## [The exercise]
Output all records precisely as written.

Begin Listed records

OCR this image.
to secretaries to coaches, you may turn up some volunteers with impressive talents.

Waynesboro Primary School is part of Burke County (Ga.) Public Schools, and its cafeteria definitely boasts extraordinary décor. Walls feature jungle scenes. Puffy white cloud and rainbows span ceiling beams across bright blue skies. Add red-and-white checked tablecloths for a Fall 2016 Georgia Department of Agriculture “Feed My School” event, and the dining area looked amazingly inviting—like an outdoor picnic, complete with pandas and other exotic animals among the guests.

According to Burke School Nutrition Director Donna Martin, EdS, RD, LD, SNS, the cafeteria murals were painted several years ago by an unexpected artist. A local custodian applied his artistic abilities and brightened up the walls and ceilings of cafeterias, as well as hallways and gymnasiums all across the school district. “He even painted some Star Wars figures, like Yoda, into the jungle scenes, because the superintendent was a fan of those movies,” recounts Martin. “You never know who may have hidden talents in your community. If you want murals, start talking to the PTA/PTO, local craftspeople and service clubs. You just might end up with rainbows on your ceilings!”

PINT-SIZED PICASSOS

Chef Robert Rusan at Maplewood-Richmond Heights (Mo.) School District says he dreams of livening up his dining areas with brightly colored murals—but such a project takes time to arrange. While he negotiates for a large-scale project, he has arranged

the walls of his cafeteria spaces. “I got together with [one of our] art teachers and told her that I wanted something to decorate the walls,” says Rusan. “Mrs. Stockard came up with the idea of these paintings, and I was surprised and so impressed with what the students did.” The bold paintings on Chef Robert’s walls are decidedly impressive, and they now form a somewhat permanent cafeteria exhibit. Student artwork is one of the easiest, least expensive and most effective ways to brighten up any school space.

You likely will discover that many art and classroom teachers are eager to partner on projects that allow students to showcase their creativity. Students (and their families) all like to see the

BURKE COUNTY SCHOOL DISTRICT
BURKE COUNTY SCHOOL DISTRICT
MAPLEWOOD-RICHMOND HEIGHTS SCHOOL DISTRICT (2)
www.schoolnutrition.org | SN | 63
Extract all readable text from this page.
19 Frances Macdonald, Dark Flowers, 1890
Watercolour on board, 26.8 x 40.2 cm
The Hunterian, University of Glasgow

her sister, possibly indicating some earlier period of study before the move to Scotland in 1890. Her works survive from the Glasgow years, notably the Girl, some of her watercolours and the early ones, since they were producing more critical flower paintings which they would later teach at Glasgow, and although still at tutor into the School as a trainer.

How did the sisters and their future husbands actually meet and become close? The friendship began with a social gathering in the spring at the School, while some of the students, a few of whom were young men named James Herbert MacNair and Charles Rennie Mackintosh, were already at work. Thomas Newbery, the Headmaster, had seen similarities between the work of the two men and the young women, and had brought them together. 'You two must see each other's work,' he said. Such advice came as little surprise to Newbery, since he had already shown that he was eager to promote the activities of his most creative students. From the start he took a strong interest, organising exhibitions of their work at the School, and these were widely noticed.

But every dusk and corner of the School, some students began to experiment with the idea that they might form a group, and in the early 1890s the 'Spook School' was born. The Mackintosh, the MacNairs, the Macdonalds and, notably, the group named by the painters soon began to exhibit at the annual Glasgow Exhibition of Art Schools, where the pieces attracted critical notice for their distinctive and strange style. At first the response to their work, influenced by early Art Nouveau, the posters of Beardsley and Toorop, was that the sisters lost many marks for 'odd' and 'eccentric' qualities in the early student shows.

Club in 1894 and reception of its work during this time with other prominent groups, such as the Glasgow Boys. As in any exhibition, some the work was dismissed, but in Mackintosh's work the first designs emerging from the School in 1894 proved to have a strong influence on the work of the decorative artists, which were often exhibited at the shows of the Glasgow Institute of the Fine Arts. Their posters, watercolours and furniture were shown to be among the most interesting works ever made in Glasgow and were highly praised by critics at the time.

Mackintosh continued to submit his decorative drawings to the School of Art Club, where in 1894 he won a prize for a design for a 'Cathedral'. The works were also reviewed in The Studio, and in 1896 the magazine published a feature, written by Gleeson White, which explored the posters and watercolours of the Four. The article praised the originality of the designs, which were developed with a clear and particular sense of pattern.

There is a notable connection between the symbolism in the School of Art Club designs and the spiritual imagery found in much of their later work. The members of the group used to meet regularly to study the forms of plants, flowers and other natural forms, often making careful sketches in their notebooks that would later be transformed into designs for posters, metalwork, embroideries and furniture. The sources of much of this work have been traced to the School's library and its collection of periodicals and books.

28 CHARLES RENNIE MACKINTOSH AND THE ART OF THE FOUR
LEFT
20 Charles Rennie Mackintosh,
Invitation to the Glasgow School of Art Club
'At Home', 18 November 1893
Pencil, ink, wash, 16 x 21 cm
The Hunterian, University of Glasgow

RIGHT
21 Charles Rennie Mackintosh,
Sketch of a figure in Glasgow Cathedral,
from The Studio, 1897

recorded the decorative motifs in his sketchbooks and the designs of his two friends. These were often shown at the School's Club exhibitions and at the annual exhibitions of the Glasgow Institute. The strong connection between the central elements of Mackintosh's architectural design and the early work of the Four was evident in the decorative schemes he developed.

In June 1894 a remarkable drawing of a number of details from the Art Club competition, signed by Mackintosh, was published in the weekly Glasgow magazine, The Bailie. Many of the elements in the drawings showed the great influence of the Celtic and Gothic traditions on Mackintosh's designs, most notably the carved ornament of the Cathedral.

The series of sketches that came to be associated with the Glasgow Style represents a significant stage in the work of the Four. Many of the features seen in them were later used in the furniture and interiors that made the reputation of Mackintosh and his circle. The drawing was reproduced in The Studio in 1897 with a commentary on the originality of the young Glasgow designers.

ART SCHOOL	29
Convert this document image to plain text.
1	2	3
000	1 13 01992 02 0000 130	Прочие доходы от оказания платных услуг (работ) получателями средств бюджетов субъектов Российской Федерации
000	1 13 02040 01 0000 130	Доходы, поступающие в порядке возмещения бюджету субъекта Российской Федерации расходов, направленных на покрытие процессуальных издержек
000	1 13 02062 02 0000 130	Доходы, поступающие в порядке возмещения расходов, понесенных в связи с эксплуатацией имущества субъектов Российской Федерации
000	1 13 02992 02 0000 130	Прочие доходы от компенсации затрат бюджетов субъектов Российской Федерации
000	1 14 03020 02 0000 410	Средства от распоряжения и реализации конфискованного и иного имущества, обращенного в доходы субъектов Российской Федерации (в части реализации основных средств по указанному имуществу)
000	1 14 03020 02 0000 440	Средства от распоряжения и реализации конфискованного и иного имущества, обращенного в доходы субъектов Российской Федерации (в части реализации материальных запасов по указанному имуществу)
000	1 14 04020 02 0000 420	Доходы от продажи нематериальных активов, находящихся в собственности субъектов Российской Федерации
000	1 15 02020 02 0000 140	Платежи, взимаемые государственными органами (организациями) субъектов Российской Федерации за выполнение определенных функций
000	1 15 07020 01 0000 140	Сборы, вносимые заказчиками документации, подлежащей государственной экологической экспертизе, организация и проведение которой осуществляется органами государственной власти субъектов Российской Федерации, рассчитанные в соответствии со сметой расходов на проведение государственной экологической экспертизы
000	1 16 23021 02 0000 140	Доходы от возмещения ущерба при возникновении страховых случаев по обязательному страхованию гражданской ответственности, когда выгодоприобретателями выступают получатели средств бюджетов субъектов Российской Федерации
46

End Listed records

## [Solution to the exercise]
OCR this image.
to secretaries to coaches, you may turn up some volunteers with impressive talents.

Waynesboro Primary School is part of Burke County (Ga.) Public Schools, and its cafeteria definitely boasts extraordinary décor. Walls feature jungle scenes. Puffy white cloud and rainbows span ceiling beams across bright blue skies. Add red-and-white checked tablecloths for a Fall 2016 Georgia Department of Agriculture “Feed My School” event, and the dining area looked amazingly inviting—like an outdoor picnic, complete with pandas and other exotic animals among the guests.

According to Burke School Nutrition Director Donna Martin, EdS, RD, LD, SNS, the cafeteria murals were painted several years ago by an unexpected artist. A local custodian applied his artistic abilities and brightened up the walls and ceilings of cafeterias, as well as hallways and gymnasiums all across the school district. “He even painted some Star Wars figures, like Yoda, into the jungle scenes, because the superintendent was a fan of those movies,” recounts Martin. “You never know who may have hidden talents in your community. If you want murals, start talking to the PTA/PTO, local craftspeople and service clubs. You just might end up with rainbows on your ceilings!”

PINT-SIZED PICASSOS

Chef Robert Rusan at Maplewood-Richmond Heights (Mo.) School District says he dreams of livening up his dining areas with brightly colored murals—but such a project takes time to arrange. While he negotiates for a large-scale project, he has arranged

the walls of his cafeteria spaces. “I got together with [one of our] art teachers and told her that I wanted something to decorate the walls,” says Rusan. “Mrs. Stockard came up with the idea of these paintings, and I was surprised and so impressed with what the students did.” The bold paintings on Chef Robert’s walls are decidedly impressive, and they now form a somewhat permanent cafeteria exhibit. Student artwork is one of the easiest, least expensive and most effective ways to brighten up any school space.

You likely will discover that many art and classroom teachers are eager to partner on projects that allow students to showcase their creativity. Students (and their families) all like to see the

BURKE COUNTY SCHOOL DISTRICT
BURKE COUNTY SCHOOL DISTRICT
MAPLEWOOD-RICHMOND HEIGHTS SCHOOL DISTRICT (2)
www.schoolnutrition.org | SN | 63
Extract all readable text from this page.
19 Frances Macdonald, Dark Flowers, 1890
Watercolour on board, 26.8 x 40.2 cm
The Hunterian, University of Glasgow

her sister, possibly indicating some earlier period of study before the move to Scotland in 1890. Her works survive from the Glasgow years, notably the Girl, some of her watercolours and the early ones, since they were producing more critical flower paintings which they would later teach at Glasgow, and although still at tutor into the School as a trainer.

How did the sisters and their future husbands actually meet and become close? The friendship began with a social gathering in the spring at the School, while some of the students, a few of whom were young men named James Herbert MacNair and Charles Rennie Mackintosh, were already at work. Thomas Newbery, the Headmaster, had seen similarities between the work of the two men and the young women, and had brought them together. 'You two must see each other's work,' he said. Such advice came as little surprise to Newbery, since he had already shown that he was eager to promote the activities of his most creative students. From the start he took a strong interest, organising exhibitions of their work at the School, and these were widely noticed.

But every dusk and corner of the School, some students began to experiment with the idea that they might form a group, and in the early 1890s the 'Spook School' was born. The Mackintosh, the MacNairs, the Macdonalds and, notably, the group named by the painters soon began to exhibit at the annual Glasgow Exhibition of Art Schools, where the pieces attracted critical notice for their distinctive and strange style. At first the response to their work, influenced by early Art Nouveau, the posters of Beardsley and Toorop, was that the sisters lost many marks for 'odd' and 'eccentric' qualities in the early student shows.

Club in 1894 and reception of its work during this time with other prominent groups, such as the Glasgow Boys. As in any exhibition, some the work was dismissed, but in Mackintosh's work the first designs emerging from the School in 1894 proved to have a strong influence on the work of the decorative artists, which were often exhibited at the shows of the Glasgow Institute of the Fine Arts. Their posters, watercolours and furniture were shown to be among the most interesting works ever made in Glasgow and were highly praised by critics at the time.

Mackintosh continued to submit his decorative drawings to the School of Art Club, where in 1894 he won a prize for a design for a 'Cathedral'. The works were also reviewed in The Studio, and in 1896 the magazine published a feature, written by Gleeson White, which explored the posters and watercolours of the Four. The article praised the originality of the designs, which were developed with a clear and particular sense of pattern.

There is a notable connection between the symbolism in the School of Art Club designs and the spiritual imagery found in much of their later work. The members of the group used to meet regularly to study the forms of plants, flowers and other natural forms, often making careful sketches in their notebooks that would later be transformed into designs for posters, metalwork, embroideries and furniture. The sources of much of this work have been traced to the School's library and its collection of periodicals and books.

28 CHARLES RENNIE MACKINTOSH AND THE ART OF THE FOUR
LEFT
20 Charles Rennie Mackintosh,
Invitation to the Glasgow School of Art Club
'At Home', 18 November 1893
Pencil, ink, wash, 16 x 21 cm
The Hunterian, University of Glasgow

RIGHT
21 Charles Rennie Mackintosh,
Sketch of a figure in Glasgow Cathedral,
from The Studio, 1897

recorded the decorative motifs in his sketchbooks and the designs of his two friends. These were often shown at the School's Club exhibitions and at the annual exhibitions of the Glasgow Institute. The strong connection between the central elements of Mackintosh's architectural design and the early work of the Four was evident in the decorative schemes he developed.

In June 1894 a remarkable drawing of a number of details from the Art Club competition, signed by Mackintosh, was published in the weekly Glasgow magazine, The Bailie. Many of the elements in the drawings showed the great influence of the Celtic and Gothic traditions on Mackintosh's designs, most notably the carved ornament of the Cathedral.

The series of sketches that came to be associated with the Glasgow Style represents a significant stage in the work of the Four. Many of the features seen in them were later used in the furniture and interiors that made the reputation of Mackintosh and his circle. The drawing was reproduced in The Studio in 1897 with a commentary on the originality of the young Glasgow designers.

ART SCHOOL	29
Convert this document image to plain text.
1	2	3
000	1 13 01992 02 0000 130	Прочие доходы от оказания платных услуг (работ) получателями средств бюджетов субъектов Российской Федерации
000	1 13 02040 01 0000 130	Доходы, поступающие в порядке возмещения бюджету субъекта Российской Федерации расходов, направленных на покрытие процессуальных издержек
000	1 13 02062 02 0000 130	Доходы, поступающие в порядке возмещения расходов, понесенных в связи с эксплуатацией имущества субъектов Российской Федерации
000	1 13 02992 02 0000 130	Прочие доходы от компенсации затрат бюджетов субъектов Российской Федерации
000	1 14 03020 02 0000 410	Средства от распоряжения и реализации конфискованного и иного имущества, обращенного в доходы субъектов Российской Федерации (в части реализации основных средств по указанному имуществу)
000	1 14 03020 02 0000 440	Средства от распоряжения и реализации конфискованного и иного имущества, обращенного в доходы субъектов Российской Федерации (в части реализации материальных запасов по указанному имуществу)
000	1 14 04020 02 0000 420	Доходы от продажи нематериальных активов, находящихся в собственности субъектов Российской Федерации
000	1 15 02020 02 0000 140	Платежи, взимаемые государственными органами (организациями) субъектов Российской Федерации за выполнение определенных функций
000	1 15 07020 01 0000 140	Сборы, вносимые заказчиками документации, подлежащей государственной экологической экспертизе, организация и проведение которой осуществляется органами государственной власти субъектов Российской Федерации, рассчитанные в соответствии со сметой расходов на проведение государственной экологической экспертизы
000	1 16 23021 02 0000 140	Доходы от возмещения ущерба при возникновении страховых случаев по обязательному страхованию гражданской ответственности, когда выгодоприобретателями выступают получатели средств бюджетов субъектов Российской Федерации
46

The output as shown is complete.